* [Listed entries]:
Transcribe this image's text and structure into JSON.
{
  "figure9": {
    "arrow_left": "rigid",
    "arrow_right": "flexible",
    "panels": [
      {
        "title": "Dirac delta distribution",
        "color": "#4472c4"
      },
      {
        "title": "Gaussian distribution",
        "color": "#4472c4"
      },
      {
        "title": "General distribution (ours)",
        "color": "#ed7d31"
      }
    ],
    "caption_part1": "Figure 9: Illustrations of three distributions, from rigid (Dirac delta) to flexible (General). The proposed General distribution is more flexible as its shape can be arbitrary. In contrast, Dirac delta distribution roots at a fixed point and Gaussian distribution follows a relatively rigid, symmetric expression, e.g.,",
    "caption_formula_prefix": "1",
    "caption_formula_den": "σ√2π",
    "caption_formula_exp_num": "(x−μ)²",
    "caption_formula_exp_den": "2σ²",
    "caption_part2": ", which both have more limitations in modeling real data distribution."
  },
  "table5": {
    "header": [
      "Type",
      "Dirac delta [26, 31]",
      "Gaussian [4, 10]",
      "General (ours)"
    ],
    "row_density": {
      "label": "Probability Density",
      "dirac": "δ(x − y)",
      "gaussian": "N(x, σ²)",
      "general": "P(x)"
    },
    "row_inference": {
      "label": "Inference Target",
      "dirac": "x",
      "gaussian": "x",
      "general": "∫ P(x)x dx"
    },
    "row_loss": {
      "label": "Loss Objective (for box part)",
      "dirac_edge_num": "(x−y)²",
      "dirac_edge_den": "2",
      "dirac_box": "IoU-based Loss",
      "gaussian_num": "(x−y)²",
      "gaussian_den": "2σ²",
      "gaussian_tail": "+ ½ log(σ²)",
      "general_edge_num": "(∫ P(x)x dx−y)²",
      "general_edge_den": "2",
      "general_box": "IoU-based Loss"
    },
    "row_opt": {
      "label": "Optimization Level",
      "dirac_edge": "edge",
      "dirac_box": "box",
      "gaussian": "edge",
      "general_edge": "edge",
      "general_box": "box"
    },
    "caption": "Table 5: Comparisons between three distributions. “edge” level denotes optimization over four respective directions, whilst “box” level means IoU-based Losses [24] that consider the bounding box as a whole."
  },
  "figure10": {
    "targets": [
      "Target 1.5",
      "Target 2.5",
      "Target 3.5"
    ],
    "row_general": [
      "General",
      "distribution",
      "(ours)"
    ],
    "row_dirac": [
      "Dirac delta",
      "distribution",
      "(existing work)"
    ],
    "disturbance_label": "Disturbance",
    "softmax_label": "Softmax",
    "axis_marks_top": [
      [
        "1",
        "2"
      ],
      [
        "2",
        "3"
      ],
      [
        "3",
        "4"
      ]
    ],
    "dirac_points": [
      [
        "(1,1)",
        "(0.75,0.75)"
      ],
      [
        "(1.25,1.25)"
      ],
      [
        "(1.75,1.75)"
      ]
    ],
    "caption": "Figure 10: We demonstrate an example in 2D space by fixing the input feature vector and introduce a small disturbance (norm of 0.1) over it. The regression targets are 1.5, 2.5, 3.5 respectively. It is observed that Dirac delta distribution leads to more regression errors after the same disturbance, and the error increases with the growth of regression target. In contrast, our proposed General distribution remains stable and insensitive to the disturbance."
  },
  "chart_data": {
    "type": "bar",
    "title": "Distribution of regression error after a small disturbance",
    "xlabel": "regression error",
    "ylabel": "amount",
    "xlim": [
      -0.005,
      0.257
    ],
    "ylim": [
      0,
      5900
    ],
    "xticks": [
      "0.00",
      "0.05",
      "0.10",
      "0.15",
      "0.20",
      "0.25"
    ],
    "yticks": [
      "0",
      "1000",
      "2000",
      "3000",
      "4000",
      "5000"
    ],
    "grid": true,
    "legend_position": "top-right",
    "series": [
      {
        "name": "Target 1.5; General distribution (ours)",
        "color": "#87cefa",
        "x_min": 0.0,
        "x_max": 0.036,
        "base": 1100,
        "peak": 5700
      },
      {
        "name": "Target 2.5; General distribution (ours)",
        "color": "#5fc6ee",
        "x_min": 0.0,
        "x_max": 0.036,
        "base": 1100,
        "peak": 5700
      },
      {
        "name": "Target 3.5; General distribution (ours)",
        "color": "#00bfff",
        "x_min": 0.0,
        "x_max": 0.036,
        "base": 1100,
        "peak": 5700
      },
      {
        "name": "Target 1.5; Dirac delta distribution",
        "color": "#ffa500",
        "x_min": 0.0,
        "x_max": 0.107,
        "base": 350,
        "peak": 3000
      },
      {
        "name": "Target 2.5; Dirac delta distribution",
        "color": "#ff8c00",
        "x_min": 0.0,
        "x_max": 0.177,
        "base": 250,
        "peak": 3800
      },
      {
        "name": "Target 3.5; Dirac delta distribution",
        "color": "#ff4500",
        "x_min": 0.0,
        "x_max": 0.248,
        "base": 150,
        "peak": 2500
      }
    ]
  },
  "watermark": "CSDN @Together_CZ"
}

* [Task directions]:
Set down every line of the listing above again, exactly as given.

* [Finished task]:
Transcribe this image's text and structure into JSON.
{
  "figure9": {
    "arrow_left": "rigid",
    "arrow_right": "flexible",
    "panels": [
      {
        "title": "Dirac delta distribution",
        "color": "#4472c4"
      },
      {
        "title": "Gaussian distribution",
        "color": "#4472c4"
      },
      {
        "title": "General distribution (ours)",
        "color": "#ed7d31"
      }
    ],
    "caption_part1": "Figure 9: Illustrations of three distributions, from rigid (Dirac delta) to flexible (General). The proposed General distribution is more flexible as its shape can be arbitrary. In contrast, Dirac delta distribution roots at a fixed point and Gaussian distribution follows a relatively rigid, symmetric expression, e.g.,",
    "caption_formula_prefix": "1",
    "caption_formula_den": "σ√2π",
    "caption_formula_exp_num": "(x−μ)²",
    "caption_formula_exp_den": "2σ²",
    "caption_part2": ", which both have more limitations in modeling real data distribution."
  },
  "table5": {
    "header": [
      "Type",
      "Dirac delta [26, 31]",
      "Gaussian [4, 10]",
      "General (ours)"
    ],
    "row_density": {
      "label": "Probability Density",
      "dirac": "δ(x − y)",
      "gaussian": "N(x, σ²)",
      "general": "P(x)"
    },
    "row_inference": {
      "label": "Inference Target",
      "dirac": "x",
      "gaussian": "x",
      "general": "∫ P(x)x dx"
    },
    "row_loss": {
      "label": "Loss Objective (for box part)",
      "dirac_edge_num": "(x−y)²",
      "dirac_edge_den": "2",
      "dirac_box": "IoU-based Loss",
      "gaussian_num": "(x−y)²",
      "gaussian_den": "2σ²",
      "gaussian_tail": "+ ½ log(σ²)",
      "general_edge_num": "(∫ P(x)x dx−y)²",
      "general_edge_den": "2",
      "general_box": "IoU-based Loss"
    },
    "row_opt": {
      "label": "Optimization Level",
      "dirac_edge": "edge",
      "dirac_box": "box",
      "gaussian": "edge",
      "general_edge": "edge",
      "general_box": "box"
    },
    "caption": "Table 5: Comparisons between three distributions. “edge” level denotes optimization over four respective directions, whilst “box” level means IoU-based Losses [24] that consider the bounding box as a whole."
  },
  "figure10": {
    "targets": [
      "Target 1.5",
      "Target 2.5",
      "Target 3.5"
    ],
    "row_general": [
      "General",
      "distribution",
      "(ours)"
    ],
    "row_dirac": [
      "Dirac delta",
      "distribution",
      "(existing work)"
    ],
    "disturbance_label": "Disturbance",
    "softmax_label": "Softmax",
    "axis_marks_top": [
      [
        "1",
        "2"
      ],
      [
        "2",
        "3"
      ],
      [
        "3",
        "4"
      ]
    ],
    "dirac_points": [
      [
        "(1,1)",
        "(0.75,0.75)"
      ],
      [
        "(1.25,1.25)"
      ],
      [
        "(1.75,1.75)"
      ]
    ],
    "caption": "Figure 10: We demonstrate an example in 2D space by fixing the input feature vector and introduce a small disturbance (norm of 0.1) over it. The regression targets are 1.5, 2.5, 3.5 respectively. It is observed that Dirac delta distribution leads to more regression errors after the same disturbance, and the error increases with the growth of regression target. In contrast, our proposed General distribution remains stable and insensitive to the disturbance."
  },
  "chart_data": {
    "type": "bar",
    "title": "Distribution of regression error after a small disturbance",
    "xlabel": "regression error",
    "ylabel": "amount",
    "xlim": [
      -0.005,
      0.257
    ],
    "ylim": [
      0,
      5900
    ],
    "xticks": [
      "0.00",
      "0.05",
      "0.10",
      "0.15",
      "0.20",
      "0.25"
    ],
    "yticks": [
      "0",
      "1000",
      "2000",
      "3000",
      "4000",
      "5000"
    ],
    "grid": true,
    "legend_position": "top-right",
    "series": [
      {
        "name": "Target 1.5; General distribution (ours)",
        "color": "#87cefa",
        "x_min": 0.0,
        "x_max": 0.036,
        "base": 1100,
        "peak": 5700
      },
      {
        "name": "Target 2.5; General distribution (ours)",
        "color": "#5fc6ee",
        "x_min": 0.0,
        "x_max": 0.036,
        "base": 1100,
        "peak": 5700
      },
      {
        "name": "Target 3.5; General distribution (ours)",
        "color": "#00bfff",
        "x_min": 0.0,
        "x_max": 0.036,
        "base": 1100,
        "peak": 5700
      },
      {
        "name": "Target 1.5; Dirac delta distribution",
        "color": "#ffa500",
        "x_min": 0.0,
        "x_max": 0.107,
        "base": 350,
        "peak": 3000
      },
      {
        "name": "Target 2.5; Dirac delta distribution",
        "color": "#ff8c00",
        "x_min": 0.0,
        "x_max": 0.177,
        "base": 250,
        "peak": 3800
      },
      {
        "name": "Target 3.5; Dirac delta distribution",
        "color": "#ff4500",
        "x_min": 0.0,
        "x_max": 0.248,
        "base": 150,
        "peak": 2500
      }
    ]
  },
  "watermark": "CSDN @Together_CZ"
}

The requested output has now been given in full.